====== Exercise inputs ======
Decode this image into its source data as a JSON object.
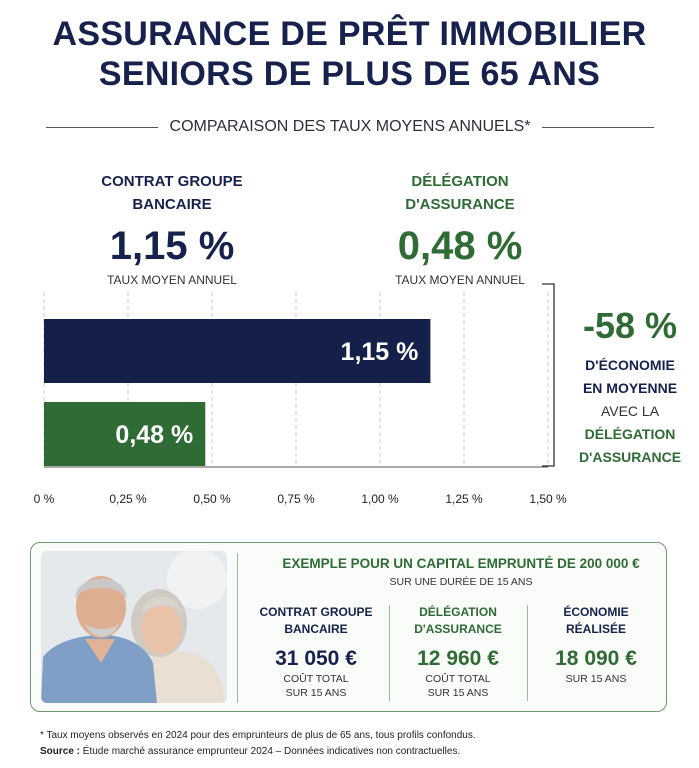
{
  "header": {
    "title_line1": "ASSURANCE DE PRÊT IMMOBILIER",
    "title_line2": "SENIORS DE PLUS DE 65 ANS",
    "subtitle": "COMPARAISON DES TAUX MOYENS ANNUELS*"
  },
  "compare": {
    "groupe": {
      "label1": "CONTRAT GROUPE",
      "label2": "BANCAIRE",
      "rate": "1,15 %",
      "caption": "TAUX MOYEN ANNUEL"
    },
    "delegation": {
      "label1": "DÉLÉGATION",
      "label2": "D'ASSURANCE",
      "rate": "0,48 %",
      "caption": "TAUX MOYEN ANNUEL"
    }
  },
  "savings": {
    "pct": "-58 %",
    "line1": "D'ÉCONOMIE",
    "line2": "EN MOYENNE",
    "line3": "AVEC LA",
    "line4": "DÉLÉGATION",
    "line5": "D'ASSURANCE"
  },
  "chart_data": {
    "type": "bar",
    "orientation": "horizontal",
    "categories": [
      "Contrat groupe bancaire",
      "Délégation d'assurance"
    ],
    "values": [
      1.15,
      0.48
    ],
    "data_labels": [
      "1,15 %",
      "0,48 %"
    ],
    "colors": [
      "#14204a",
      "#2f6b34"
    ],
    "xlim": [
      0,
      1.5
    ],
    "xticks": [
      0,
      0.25,
      0.5,
      0.75,
      1.0,
      1.25,
      1.5
    ],
    "xtick_labels": [
      "0 %",
      "0,25 %",
      "0,50 %",
      "0,75 %",
      "1,00 %",
      "1,25 %",
      "1,50 %"
    ],
    "grid": "vertical dashed"
  },
  "example": {
    "title": "EXEMPLE POUR UN CAPITAL EMPRUNTÉ DE 200 000 €",
    "subtitle": "SUR UNE DURÉE DE 15 ANS",
    "cols": [
      {
        "h1": "CONTRAT GROUPE",
        "h2": "BANCAIRE",
        "value": "31 050 €",
        "s1": "COÛT TOTAL",
        "s2": "SUR 15 ANS"
      },
      {
        "h1": "DÉLÉGATION",
        "h2": "D'ASSURANCE",
        "value": "12 960 €",
        "s1": "COÛT TOTAL",
        "s2": "SUR 15 ANS"
      },
      {
        "h1": "ÉCONOMIE",
        "h2": "RÉALISÉE",
        "value": "18 090 €",
        "s1": "SUR 15 ANS",
        "s2": ""
      }
    ]
  },
  "footer": {
    "note": "* Taux moyens observés en 2024 pour des emprunteurs de plus de 65 ans, tous profils confondus.",
    "source_label": "Source :",
    "source_text": " Étude marché assurance emprunteur 2024 – Données indicatives non contractuelles."
  },
  "colors": {
    "navy": "#16224d",
    "green": "#2f6b34",
    "card_border": "#6f9a6f"
  }
}
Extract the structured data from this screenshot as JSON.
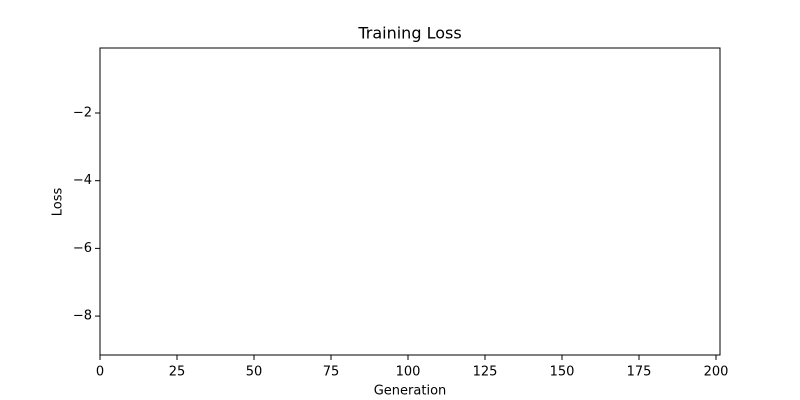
{
  "chart_data": {
    "type": "line",
    "title": "Training Loss",
    "x_label": "Generation",
    "y_label": "Loss",
    "xlim": [
      0,
      201.3
    ],
    "xticks": [
      0,
      25,
      50,
      75,
      100,
      125,
      150,
      175,
      200
    ],
    "ylim": [
      -9.15,
      -0.08
    ],
    "yticks": [
      {
        "value": -8,
        "label": "−8"
      },
      {
        "value": -6,
        "label": "−6"
      },
      {
        "value": -4,
        "label": "−4"
      },
      {
        "value": -2,
        "label": "−2"
      }
    ],
    "grid": false
  }
}
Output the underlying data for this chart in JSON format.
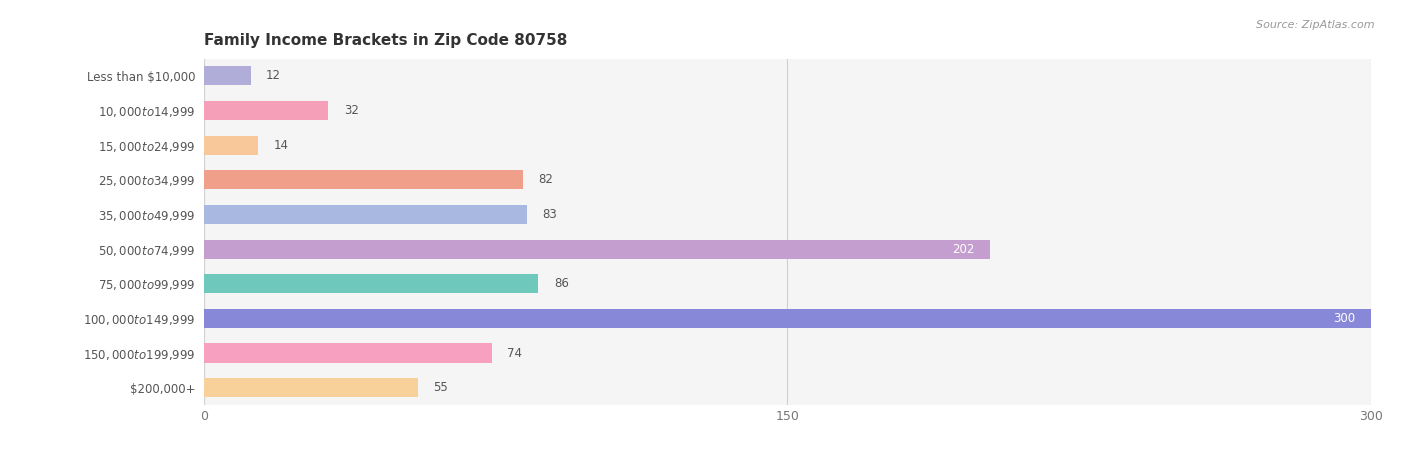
{
  "title": "Family Income Brackets in Zip Code 80758",
  "source": "Source: ZipAtlas.com",
  "categories": [
    "Less than $10,000",
    "$10,000 to $14,999",
    "$15,000 to $24,999",
    "$25,000 to $34,999",
    "$35,000 to $49,999",
    "$50,000 to $74,999",
    "$75,000 to $99,999",
    "$100,000 to $149,999",
    "$150,000 to $199,999",
    "$200,000+"
  ],
  "values": [
    12,
    32,
    14,
    82,
    83,
    202,
    86,
    300,
    74,
    55
  ],
  "bar_colors": [
    "#b0aed8",
    "#f5a0b8",
    "#f8c89a",
    "#f0a08a",
    "#a8b8e0",
    "#c49ece",
    "#6ec8bc",
    "#8888d8",
    "#f8a0c0",
    "#f8d09a"
  ],
  "xlim": [
    0,
    300
  ],
  "xticks": [
    0,
    150,
    300
  ],
  "title_fontsize": 11,
  "label_fontsize": 8.5,
  "value_fontsize": 8.5,
  "bar_height": 0.55,
  "background_color": "#ffffff",
  "row_bg_color": "#f2f2f2",
  "row_bg_alt": "#ffffff",
  "label_color": "#555555",
  "value_color_outside": "#555555",
  "value_color_inside": "#ffffff",
  "inside_threshold": 200
}
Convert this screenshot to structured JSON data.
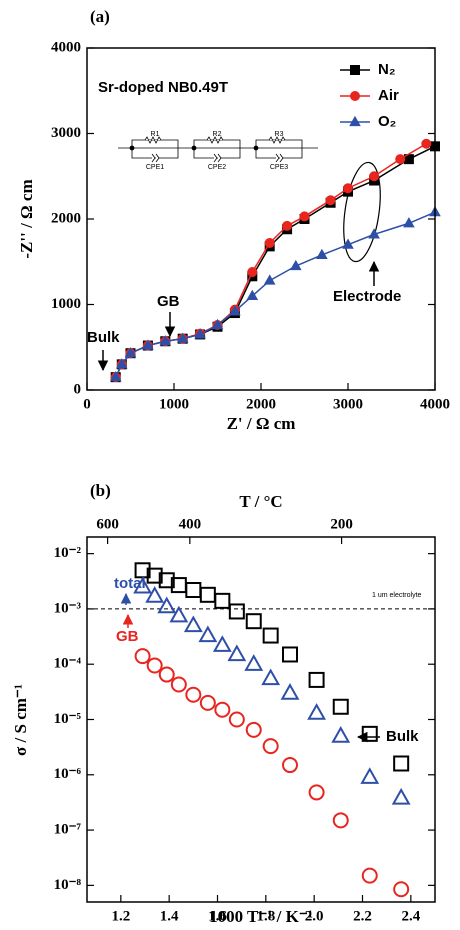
======
Your task is to return the entries above exactly, with no pictures.

# Solution for this exercise:
Decode this image into its source data as a JSON object.
{
  "header": {
    "title_line1": "ASSURANCE DE PRÊT IMMOBILIER",
    "title_line2": "SENIORS DE PLUS DE 65 ANS",
    "subtitle": "COMPARAISON DES TAUX MOYENS ANNUELS*"
  },
  "compare": {
    "groupe": {
      "label1": "CONTRAT GROUPE",
      "label2": "BANCAIRE",
      "rate": "1,15 %",
      "caption": "TAUX MOYEN ANNUEL"
    },
    "delegation": {
      "label1": "DÉLÉGATION",
      "label2": "D'ASSURANCE",
      "rate": "0,48 %",
      "caption": "TAUX MOYEN ANNUEL"
    }
  },
  "savings": {
    "pct": "-58 %",
    "line1": "D'ÉCONOMIE",
    "line2": "EN MOYENNE",
    "line3": "AVEC LA",
    "line4": "DÉLÉGATION",
    "line5": "D'ASSURANCE"
  },
  "chart_data": {
    "type": "bar",
    "orientation": "horizontal",
    "categories": [
      "Contrat groupe bancaire",
      "Délégation d'assurance"
    ],
    "values": [
      1.15,
      0.48
    ],
    "data_labels": [
      "1,15 %",
      "0,48 %"
    ],
    "colors": [
      "#14204a",
      "#2f6b34"
    ],
    "xlim": [
      0,
      1.5
    ],
    "xticks": [
      0,
      0.25,
      0.5,
      0.75,
      1.0,
      1.25,
      1.5
    ],
    "xtick_labels": [
      "0 %",
      "0,25 %",
      "0,50 %",
      "0,75 %",
      "1,00 %",
      "1,25 %",
      "1,50 %"
    ],
    "grid": "vertical dashed"
  },
  "example": {
    "title": "EXEMPLE POUR UN CAPITAL EMPRUNTÉ DE 200 000 €",
    "subtitle": "SUR UNE DURÉE DE 15 ANS",
    "cols": [
      {
        "h1": "CONTRAT GROUPE",
        "h2": "BANCAIRE",
        "value": "31 050 €",
        "s1": "COÛT TOTAL",
        "s2": "SUR 15 ANS"
      },
      {
        "h1": "DÉLÉGATION",
        "h2": "D'ASSURANCE",
        "value": "12 960 €",
        "s1": "COÛT TOTAL",
        "s2": "SUR 15 ANS"
      },
      {
        "h1": "ÉCONOMIE",
        "h2": "RÉALISÉE",
        "value": "18 090 €",
        "s1": "SUR 15 ANS",
        "s2": ""
      }
    ]
  },
  "footer": {
    "note": "* Taux moyens observés en 2024 pour des emprunteurs de plus de 65 ans, tous profils confondus.",
    "source_label": "Source :",
    "source_text": " Étude marché assurance emprunteur 2024 – Données indicatives non contractuelles."
  },
  "colors": {
    "navy": "#16224d",
    "green": "#2f6b34",
    "card_border": "#6f9a6f"
  }
}
Extract the structured data from this screenshot as JSON.
{
  "chart_data": {
    "type": "line",
    "title": "Training Loss",
    "x_label": "Generation",
    "y_label": "Loss",
    "xlim": [
      0,
      201.3
    ],
    "xticks": [
      0,
      25,
      50,
      75,
      100,
      125,
      150,
      175,
      200
    ],
    "ylim": [
      -9.15,
      -0.08
    ],
    "yticks": [
      {
        "value": -8,
        "label": "−8"
      },
      {
        "value": -6,
        "label": "−6"
      },
      {
        "value": -4,
        "label": "−4"
      },
      {
        "value": -2,
        "label": "−2"
      }
    ],
    "grid": false
  }
}
Output the underlying data for this chart in JSON format.
{
  "title": "Family Income Brackets in Zip Code 80758",
  "source": "Source: ZipAtlas.com",
  "categories": [
    "Less than $10,000",
    "$10,000 to $14,999",
    "$15,000 to $24,999",
    "$25,000 to $34,999",
    "$35,000 to $49,999",
    "$50,000 to $74,999",
    "$75,000 to $99,999",
    "$100,000 to $149,999",
    "$150,000 to $199,999",
    "$200,000+"
  ],
  "values": [
    12,
    32,
    14,
    82,
    83,
    202,
    86,
    300,
    74,
    55
  ],
  "bar_colors": [
    "#b0aed8",
    "#f5a0b8",
    "#f8c89a",
    "#f0a08a",
    "#a8b8e0",
    "#c49ece",
    "#6ec8bc",
    "#8888d8",
    "#f8a0c0",
    "#f8d09a"
  ],
  "xlim": [
    0,
    300
  ],
  "xticks": [
    0,
    150,
    300
  ],
  "title_fontsize": 11,
  "label_fontsize": 8.5,
  "value_fontsize": 8.5,
  "bar_height": 0.55,
  "background_color": "#ffffff",
  "row_bg_color": "#f2f2f2",
  "row_bg_alt": "#ffffff",
  "label_color": "#555555",
  "value_color_outside": "#555555",
  "value_color_inside": "#ffffff",
  "inside_threshold": 200
}
Convert this screenshot to structured JSON data.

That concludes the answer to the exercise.